SHORT PROBLEM:
Quote the whole listing exactly. Leave the pictures out of your copy.

------------------------

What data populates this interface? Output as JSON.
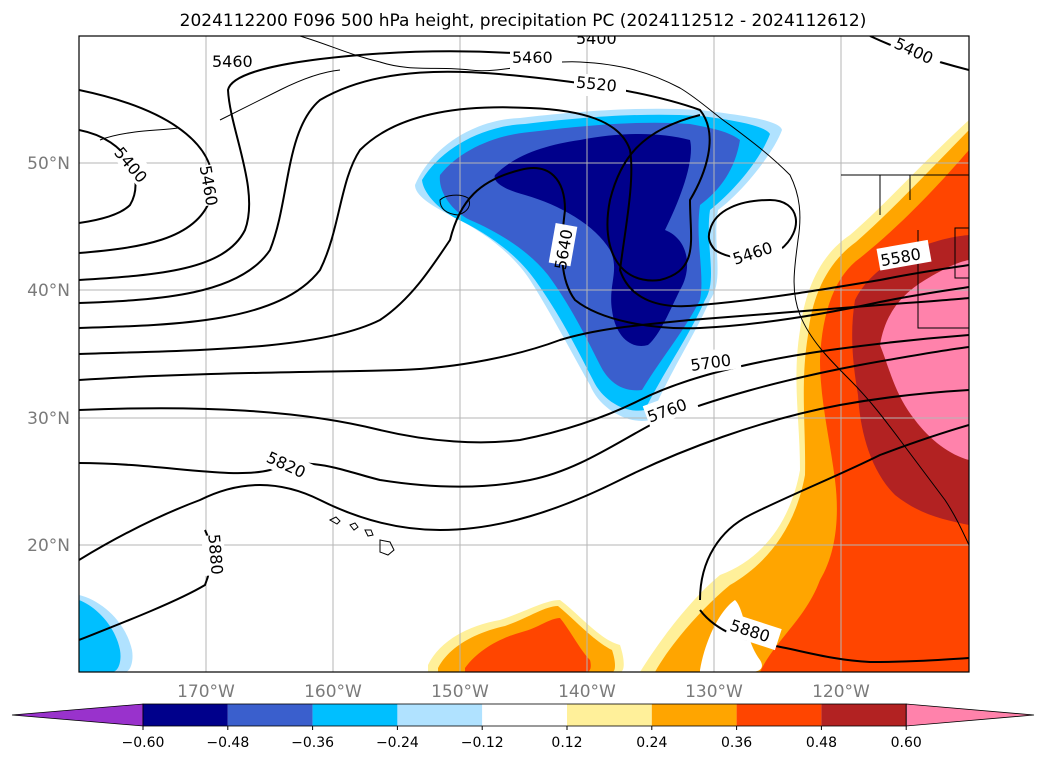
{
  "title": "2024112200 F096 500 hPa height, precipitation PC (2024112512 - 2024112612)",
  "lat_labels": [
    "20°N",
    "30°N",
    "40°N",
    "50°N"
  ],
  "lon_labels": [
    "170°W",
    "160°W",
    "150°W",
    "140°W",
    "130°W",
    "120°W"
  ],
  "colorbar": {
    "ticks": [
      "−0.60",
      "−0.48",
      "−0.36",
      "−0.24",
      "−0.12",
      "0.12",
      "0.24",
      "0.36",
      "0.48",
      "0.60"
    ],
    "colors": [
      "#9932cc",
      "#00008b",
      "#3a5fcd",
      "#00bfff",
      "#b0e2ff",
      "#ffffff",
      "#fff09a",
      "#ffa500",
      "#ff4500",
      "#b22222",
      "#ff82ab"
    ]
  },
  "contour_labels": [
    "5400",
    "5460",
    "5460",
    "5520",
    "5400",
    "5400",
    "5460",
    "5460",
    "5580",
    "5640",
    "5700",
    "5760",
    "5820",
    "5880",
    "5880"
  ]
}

------------------------

RESPONSE TO THE EXERCISE:
What data populates this interface? Output as JSON.
{
  "title": "2024112200 F096 500 hPa height, precipitation PC (2024112512 - 2024112612)",
  "lat_labels": [
    "20°N",
    "30°N",
    "40°N",
    "50°N"
  ],
  "lon_labels": [
    "170°W",
    "160°W",
    "150°W",
    "140°W",
    "130°W",
    "120°W"
  ],
  "colorbar": {
    "ticks": [
      "−0.60",
      "−0.48",
      "−0.36",
      "−0.24",
      "−0.12",
      "0.12",
      "0.24",
      "0.36",
      "0.48",
      "0.60"
    ],
    "colors": [
      "#9932cc",
      "#00008b",
      "#3a5fcd",
      "#00bfff",
      "#b0e2ff",
      "#ffffff",
      "#fff09a",
      "#ffa500",
      "#ff4500",
      "#b22222",
      "#ff82ab"
    ]
  },
  "contour_labels": [
    "5400",
    "5460",
    "5460",
    "5520",
    "5400",
    "5400",
    "5460",
    "5460",
    "5580",
    "5640",
    "5700",
    "5760",
    "5820",
    "5880",
    "5880"
  ]
}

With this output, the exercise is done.